- TASK TO CARRY OUT -
Return the lines where the word "note" occurs.

(Entries with figure data)
+-------+

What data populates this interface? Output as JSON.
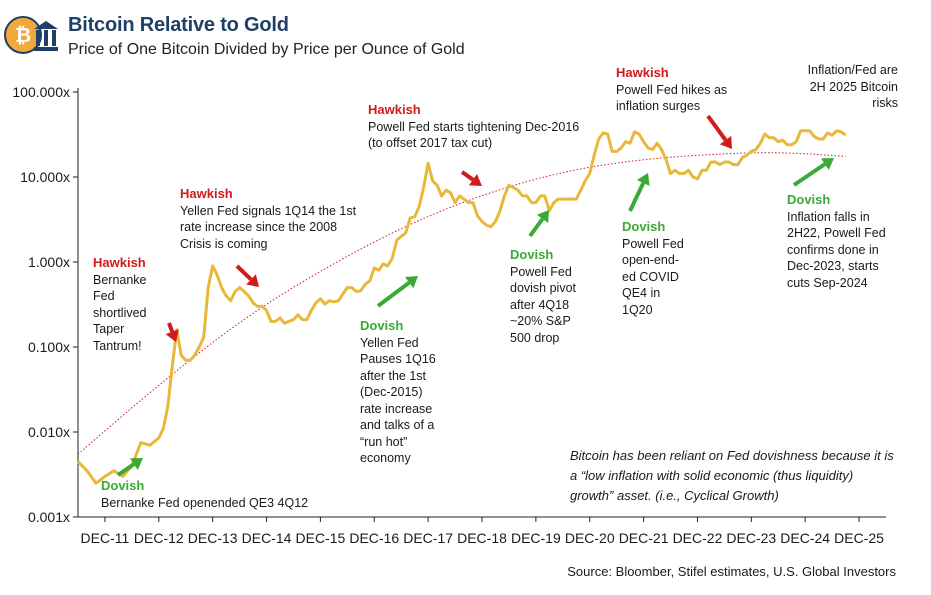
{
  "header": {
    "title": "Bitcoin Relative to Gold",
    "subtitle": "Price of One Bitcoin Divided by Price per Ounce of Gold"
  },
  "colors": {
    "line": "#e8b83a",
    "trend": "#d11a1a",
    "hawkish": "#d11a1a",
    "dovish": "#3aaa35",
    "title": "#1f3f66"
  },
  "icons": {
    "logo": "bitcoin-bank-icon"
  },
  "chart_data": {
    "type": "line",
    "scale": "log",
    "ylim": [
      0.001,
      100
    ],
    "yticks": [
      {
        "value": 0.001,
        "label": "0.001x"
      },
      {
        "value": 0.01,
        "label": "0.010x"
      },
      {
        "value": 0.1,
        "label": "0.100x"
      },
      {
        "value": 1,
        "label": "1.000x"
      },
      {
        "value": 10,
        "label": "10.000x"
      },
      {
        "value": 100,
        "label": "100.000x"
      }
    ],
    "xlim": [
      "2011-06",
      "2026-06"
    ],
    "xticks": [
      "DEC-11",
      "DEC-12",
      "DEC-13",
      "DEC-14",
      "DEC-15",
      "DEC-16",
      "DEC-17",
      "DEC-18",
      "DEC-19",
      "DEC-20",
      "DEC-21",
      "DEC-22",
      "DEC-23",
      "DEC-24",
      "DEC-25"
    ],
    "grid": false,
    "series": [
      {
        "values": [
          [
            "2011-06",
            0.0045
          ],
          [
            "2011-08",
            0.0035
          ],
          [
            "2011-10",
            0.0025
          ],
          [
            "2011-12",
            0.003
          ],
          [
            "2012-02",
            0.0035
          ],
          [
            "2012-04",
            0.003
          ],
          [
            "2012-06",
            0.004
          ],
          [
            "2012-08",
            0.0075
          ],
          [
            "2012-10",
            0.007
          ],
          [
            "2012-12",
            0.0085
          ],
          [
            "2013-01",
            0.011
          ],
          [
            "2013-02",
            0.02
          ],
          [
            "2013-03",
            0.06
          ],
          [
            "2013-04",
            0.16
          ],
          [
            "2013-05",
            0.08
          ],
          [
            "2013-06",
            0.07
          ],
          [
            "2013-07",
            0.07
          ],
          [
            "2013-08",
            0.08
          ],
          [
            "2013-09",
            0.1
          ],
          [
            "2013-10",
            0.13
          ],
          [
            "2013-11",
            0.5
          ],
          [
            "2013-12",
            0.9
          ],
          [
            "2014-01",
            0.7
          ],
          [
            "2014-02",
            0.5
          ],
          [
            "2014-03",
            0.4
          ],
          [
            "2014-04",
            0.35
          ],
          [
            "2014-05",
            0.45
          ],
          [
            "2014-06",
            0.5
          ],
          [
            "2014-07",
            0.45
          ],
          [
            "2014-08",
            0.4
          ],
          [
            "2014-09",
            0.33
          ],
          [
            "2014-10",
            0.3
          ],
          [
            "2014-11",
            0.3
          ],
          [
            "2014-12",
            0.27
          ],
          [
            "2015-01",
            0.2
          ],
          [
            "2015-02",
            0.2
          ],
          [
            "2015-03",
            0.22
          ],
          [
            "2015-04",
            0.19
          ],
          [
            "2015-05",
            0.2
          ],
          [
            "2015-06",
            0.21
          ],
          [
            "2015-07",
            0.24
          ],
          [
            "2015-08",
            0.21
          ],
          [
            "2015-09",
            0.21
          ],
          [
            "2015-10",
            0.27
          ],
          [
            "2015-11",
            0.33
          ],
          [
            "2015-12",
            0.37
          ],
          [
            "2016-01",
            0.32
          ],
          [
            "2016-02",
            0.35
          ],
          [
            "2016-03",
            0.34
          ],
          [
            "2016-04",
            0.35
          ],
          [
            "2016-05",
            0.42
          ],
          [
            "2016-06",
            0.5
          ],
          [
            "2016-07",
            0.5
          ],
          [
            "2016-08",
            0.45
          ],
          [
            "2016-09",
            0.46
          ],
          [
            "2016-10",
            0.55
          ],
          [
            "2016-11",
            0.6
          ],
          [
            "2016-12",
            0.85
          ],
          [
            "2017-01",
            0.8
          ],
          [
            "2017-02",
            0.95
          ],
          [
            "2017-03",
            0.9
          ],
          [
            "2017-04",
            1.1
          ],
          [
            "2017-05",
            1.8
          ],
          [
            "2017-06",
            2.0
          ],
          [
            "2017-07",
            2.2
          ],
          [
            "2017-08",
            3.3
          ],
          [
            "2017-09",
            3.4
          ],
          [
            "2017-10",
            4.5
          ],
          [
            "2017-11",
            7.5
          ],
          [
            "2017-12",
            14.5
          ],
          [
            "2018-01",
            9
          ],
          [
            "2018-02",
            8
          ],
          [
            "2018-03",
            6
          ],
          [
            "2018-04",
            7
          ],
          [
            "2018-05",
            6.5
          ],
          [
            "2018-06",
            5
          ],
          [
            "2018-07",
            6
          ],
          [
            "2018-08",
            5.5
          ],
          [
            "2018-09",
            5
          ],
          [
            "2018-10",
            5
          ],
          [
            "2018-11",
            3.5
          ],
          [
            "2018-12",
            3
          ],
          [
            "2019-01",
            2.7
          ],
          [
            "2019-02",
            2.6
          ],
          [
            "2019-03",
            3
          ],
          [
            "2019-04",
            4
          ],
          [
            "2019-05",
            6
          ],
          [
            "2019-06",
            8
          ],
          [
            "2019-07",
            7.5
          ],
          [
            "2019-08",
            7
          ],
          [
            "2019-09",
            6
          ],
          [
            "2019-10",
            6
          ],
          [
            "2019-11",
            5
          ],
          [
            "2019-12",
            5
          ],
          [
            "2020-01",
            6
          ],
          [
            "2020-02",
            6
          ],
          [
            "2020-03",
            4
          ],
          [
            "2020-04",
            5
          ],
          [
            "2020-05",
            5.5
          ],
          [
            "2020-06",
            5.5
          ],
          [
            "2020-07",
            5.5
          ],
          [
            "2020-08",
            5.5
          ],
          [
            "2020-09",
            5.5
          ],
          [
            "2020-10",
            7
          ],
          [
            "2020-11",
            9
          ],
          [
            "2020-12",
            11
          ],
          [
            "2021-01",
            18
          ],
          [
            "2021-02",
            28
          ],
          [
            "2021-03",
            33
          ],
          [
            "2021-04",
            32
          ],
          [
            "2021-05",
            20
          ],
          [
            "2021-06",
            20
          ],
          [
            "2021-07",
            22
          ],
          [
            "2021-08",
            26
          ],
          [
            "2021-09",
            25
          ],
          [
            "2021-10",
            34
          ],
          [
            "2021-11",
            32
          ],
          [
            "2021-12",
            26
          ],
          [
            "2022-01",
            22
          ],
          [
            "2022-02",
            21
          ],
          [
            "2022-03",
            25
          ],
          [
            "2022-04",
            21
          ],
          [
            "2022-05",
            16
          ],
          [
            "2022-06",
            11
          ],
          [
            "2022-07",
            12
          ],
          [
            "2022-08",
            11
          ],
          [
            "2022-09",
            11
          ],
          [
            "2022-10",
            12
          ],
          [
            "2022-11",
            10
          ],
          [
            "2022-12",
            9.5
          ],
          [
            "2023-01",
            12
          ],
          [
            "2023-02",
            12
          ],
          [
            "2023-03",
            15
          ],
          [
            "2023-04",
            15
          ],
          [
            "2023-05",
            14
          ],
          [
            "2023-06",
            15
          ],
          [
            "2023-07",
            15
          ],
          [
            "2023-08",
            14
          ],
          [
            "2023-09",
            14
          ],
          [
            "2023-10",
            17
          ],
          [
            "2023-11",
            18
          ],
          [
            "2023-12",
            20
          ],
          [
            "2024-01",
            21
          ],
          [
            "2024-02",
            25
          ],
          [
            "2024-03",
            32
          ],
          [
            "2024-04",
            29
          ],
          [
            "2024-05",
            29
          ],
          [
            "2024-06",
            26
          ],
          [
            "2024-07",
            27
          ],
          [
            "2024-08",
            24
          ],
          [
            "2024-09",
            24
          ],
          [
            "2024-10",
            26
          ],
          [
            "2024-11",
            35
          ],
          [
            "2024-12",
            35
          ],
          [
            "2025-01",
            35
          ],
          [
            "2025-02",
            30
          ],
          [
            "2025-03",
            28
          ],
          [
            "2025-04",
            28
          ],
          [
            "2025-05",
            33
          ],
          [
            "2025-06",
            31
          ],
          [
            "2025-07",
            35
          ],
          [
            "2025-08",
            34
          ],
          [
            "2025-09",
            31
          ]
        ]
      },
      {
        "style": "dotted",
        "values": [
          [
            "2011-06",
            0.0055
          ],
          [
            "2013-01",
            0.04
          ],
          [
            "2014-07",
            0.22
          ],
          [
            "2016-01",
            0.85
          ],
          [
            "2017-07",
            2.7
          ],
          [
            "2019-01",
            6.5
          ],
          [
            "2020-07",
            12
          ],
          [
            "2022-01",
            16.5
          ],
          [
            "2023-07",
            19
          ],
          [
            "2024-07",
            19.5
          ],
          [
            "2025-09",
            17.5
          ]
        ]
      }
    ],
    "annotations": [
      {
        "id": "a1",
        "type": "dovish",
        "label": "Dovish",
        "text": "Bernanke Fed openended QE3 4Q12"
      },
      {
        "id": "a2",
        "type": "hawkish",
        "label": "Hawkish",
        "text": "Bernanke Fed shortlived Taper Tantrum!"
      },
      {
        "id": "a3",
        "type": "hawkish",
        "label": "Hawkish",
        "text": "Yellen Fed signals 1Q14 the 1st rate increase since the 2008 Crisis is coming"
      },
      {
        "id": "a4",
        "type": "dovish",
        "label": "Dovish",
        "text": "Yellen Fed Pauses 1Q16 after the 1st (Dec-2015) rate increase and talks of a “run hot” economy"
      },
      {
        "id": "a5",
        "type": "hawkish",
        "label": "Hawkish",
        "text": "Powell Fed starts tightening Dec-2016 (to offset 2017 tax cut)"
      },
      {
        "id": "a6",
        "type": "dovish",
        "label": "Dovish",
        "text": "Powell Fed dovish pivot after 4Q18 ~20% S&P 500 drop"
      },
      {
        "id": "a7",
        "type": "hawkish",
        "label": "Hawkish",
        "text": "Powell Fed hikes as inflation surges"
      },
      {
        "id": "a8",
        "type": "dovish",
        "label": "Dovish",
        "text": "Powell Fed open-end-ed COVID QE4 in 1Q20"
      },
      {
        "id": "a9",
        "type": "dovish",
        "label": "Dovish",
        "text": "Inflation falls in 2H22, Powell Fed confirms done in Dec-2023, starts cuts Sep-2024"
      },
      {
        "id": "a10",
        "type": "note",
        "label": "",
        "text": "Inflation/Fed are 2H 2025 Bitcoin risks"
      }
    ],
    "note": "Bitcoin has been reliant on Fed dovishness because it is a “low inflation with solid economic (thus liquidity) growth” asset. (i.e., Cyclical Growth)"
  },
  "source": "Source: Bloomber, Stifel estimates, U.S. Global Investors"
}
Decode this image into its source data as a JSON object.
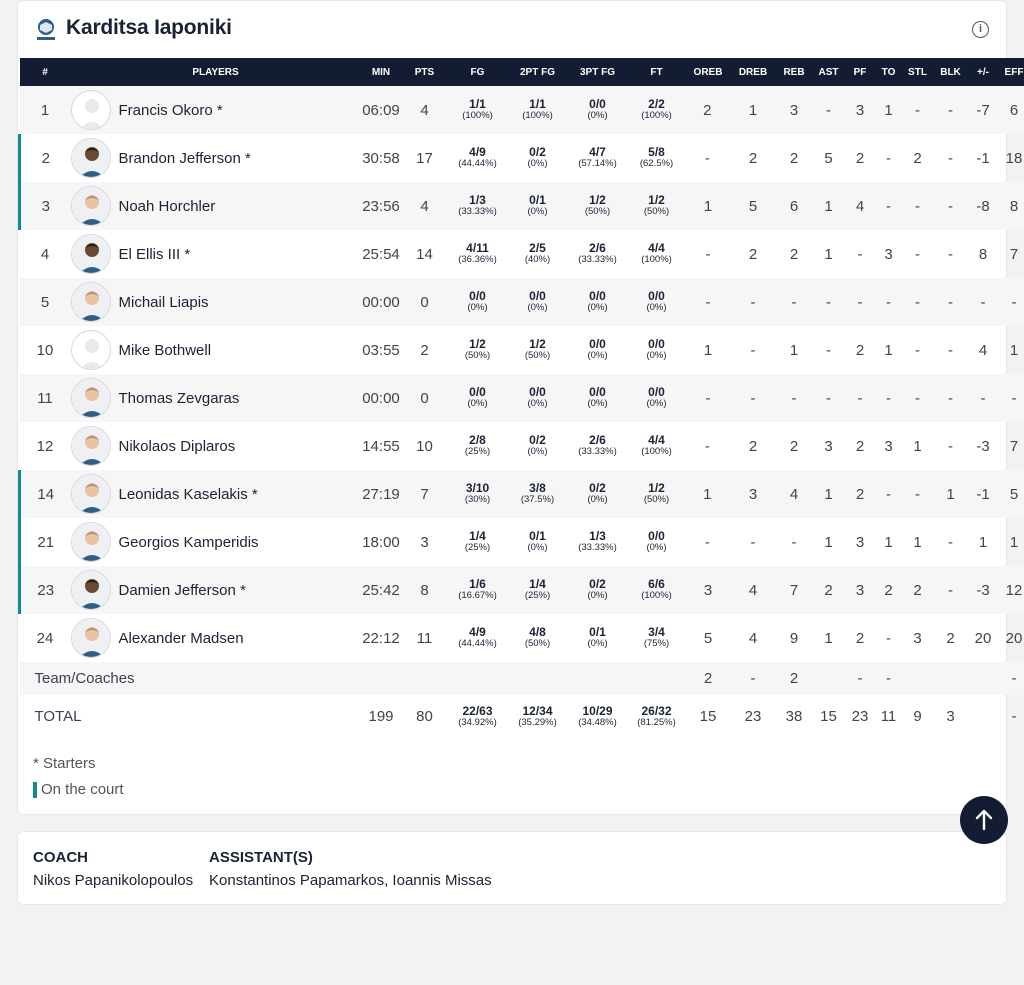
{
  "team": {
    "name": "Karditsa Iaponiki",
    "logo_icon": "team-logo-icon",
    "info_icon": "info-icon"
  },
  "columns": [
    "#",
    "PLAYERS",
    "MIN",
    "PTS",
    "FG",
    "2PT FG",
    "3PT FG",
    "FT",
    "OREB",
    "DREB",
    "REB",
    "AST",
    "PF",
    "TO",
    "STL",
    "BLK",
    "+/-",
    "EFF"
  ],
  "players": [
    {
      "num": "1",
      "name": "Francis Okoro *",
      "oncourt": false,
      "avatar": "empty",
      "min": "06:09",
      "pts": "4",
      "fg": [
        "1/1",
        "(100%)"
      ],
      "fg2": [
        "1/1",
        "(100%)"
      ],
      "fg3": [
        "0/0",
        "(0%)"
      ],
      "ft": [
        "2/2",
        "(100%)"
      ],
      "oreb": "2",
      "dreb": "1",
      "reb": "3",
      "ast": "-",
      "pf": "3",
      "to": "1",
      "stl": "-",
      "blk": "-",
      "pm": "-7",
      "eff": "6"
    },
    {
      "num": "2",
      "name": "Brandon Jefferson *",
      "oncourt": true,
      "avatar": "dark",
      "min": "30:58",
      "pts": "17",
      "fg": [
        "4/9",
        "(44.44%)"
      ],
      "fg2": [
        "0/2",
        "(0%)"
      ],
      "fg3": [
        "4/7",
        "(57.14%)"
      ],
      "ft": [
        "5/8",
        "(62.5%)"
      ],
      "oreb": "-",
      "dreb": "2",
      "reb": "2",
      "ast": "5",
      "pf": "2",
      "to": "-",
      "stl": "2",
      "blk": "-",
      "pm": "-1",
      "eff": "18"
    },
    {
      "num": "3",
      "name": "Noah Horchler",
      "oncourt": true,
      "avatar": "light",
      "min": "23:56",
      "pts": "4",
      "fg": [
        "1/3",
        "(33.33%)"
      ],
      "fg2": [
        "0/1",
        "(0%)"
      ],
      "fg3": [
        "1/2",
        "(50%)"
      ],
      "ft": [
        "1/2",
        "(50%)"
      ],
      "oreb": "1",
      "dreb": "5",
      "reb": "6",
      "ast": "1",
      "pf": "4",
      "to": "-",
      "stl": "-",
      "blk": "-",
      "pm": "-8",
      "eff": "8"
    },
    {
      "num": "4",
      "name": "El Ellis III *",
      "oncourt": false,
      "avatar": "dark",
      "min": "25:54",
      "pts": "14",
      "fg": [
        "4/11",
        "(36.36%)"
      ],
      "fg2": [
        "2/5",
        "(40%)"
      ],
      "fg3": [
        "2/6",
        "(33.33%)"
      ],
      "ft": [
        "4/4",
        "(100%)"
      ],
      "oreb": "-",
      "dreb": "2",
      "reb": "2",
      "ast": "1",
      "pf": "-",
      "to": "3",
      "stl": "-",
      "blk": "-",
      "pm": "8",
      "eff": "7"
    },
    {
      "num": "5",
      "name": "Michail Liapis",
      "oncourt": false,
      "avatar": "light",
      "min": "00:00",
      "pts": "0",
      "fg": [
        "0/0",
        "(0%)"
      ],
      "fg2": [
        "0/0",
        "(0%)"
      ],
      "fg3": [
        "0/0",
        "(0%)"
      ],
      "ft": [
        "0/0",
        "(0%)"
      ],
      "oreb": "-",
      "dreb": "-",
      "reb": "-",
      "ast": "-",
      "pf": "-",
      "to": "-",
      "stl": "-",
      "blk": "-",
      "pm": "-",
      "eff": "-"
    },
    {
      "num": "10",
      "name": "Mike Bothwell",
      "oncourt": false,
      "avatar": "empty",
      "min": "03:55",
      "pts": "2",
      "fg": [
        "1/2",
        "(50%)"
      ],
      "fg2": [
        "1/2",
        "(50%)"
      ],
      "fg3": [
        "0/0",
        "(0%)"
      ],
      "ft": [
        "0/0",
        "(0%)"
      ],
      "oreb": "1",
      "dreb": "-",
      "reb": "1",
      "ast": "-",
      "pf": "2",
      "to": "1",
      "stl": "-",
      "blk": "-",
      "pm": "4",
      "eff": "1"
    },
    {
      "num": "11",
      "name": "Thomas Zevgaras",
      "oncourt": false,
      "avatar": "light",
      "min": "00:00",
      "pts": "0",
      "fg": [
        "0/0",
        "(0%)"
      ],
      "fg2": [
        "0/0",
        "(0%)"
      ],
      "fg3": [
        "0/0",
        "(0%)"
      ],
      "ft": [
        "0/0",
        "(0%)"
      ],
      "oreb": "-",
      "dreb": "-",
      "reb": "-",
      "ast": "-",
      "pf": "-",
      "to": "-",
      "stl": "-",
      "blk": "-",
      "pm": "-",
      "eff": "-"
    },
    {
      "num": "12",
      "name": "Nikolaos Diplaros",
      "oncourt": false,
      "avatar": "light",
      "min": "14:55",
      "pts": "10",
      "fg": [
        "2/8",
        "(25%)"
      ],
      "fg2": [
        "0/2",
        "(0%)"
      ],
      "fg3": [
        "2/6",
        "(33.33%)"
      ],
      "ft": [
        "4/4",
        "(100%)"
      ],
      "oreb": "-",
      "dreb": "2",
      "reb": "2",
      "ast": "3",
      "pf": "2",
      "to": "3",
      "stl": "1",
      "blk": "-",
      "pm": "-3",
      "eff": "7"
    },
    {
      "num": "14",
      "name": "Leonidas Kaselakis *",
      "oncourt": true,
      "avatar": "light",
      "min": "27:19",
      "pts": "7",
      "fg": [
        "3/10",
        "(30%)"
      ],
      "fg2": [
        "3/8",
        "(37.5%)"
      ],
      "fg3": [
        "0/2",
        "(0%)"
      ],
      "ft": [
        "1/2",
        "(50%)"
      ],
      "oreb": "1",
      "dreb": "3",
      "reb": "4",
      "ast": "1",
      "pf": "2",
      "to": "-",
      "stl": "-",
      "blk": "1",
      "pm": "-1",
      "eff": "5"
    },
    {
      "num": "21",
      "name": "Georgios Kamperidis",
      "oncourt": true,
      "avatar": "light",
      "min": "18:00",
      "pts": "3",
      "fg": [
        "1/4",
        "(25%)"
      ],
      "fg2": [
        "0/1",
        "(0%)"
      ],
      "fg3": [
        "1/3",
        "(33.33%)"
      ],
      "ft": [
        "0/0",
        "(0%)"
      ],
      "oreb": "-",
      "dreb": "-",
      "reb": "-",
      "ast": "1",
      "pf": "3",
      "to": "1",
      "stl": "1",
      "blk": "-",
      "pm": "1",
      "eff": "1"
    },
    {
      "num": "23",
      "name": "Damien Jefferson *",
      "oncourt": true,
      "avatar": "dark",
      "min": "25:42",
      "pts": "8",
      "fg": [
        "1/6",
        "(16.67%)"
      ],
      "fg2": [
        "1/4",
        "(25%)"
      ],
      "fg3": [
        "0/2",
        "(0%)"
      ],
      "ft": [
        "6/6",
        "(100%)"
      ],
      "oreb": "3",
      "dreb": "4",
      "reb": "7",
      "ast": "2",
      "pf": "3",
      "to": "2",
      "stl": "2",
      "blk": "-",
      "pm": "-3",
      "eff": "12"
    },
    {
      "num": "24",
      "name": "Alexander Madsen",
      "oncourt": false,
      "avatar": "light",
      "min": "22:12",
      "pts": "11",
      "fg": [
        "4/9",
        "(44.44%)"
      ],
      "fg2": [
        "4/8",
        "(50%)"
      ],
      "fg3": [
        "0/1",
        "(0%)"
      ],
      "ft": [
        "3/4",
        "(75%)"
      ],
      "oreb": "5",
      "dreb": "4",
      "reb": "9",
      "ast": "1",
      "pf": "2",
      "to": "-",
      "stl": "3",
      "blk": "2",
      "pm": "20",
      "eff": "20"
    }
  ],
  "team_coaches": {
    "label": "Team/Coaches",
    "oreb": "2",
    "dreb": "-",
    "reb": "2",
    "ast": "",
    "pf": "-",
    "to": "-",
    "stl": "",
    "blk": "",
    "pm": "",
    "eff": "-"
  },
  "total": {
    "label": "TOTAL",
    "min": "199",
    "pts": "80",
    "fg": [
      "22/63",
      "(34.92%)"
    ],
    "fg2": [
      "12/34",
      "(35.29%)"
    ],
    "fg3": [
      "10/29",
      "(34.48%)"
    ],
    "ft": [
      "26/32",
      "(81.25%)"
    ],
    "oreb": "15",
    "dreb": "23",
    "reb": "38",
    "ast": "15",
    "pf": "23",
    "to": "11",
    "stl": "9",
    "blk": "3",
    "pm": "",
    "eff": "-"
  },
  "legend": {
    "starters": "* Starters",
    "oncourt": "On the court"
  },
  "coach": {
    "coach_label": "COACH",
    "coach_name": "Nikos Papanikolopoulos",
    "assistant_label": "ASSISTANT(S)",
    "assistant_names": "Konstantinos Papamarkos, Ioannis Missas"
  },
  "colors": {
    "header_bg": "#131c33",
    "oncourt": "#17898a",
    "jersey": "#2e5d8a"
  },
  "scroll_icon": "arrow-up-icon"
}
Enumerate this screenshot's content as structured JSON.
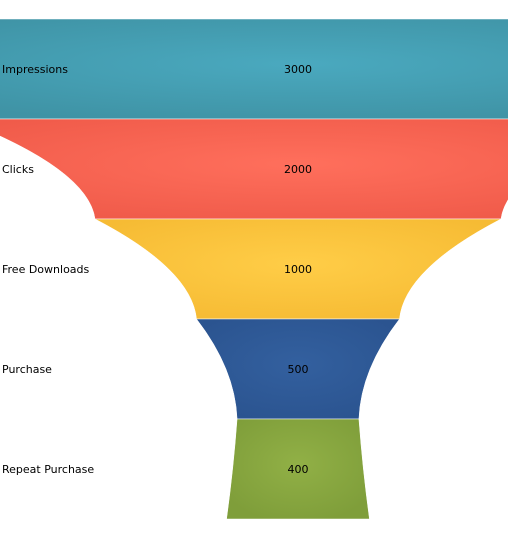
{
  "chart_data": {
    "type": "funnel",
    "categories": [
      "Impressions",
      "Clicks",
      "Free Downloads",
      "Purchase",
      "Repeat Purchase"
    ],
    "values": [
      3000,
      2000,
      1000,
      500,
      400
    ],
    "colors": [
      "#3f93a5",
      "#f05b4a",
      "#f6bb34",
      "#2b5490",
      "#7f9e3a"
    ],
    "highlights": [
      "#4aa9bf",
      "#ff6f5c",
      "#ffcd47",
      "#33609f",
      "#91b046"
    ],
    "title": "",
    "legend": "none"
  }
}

+-------+

- THE OUTPUT -
        "type": "note",
    "note": "Bitcoin has been reliant on Fed dovishness because it is a “low inflation with solid economic (thus liquidity) growth” asset. (i.e., Cyclical Growth)"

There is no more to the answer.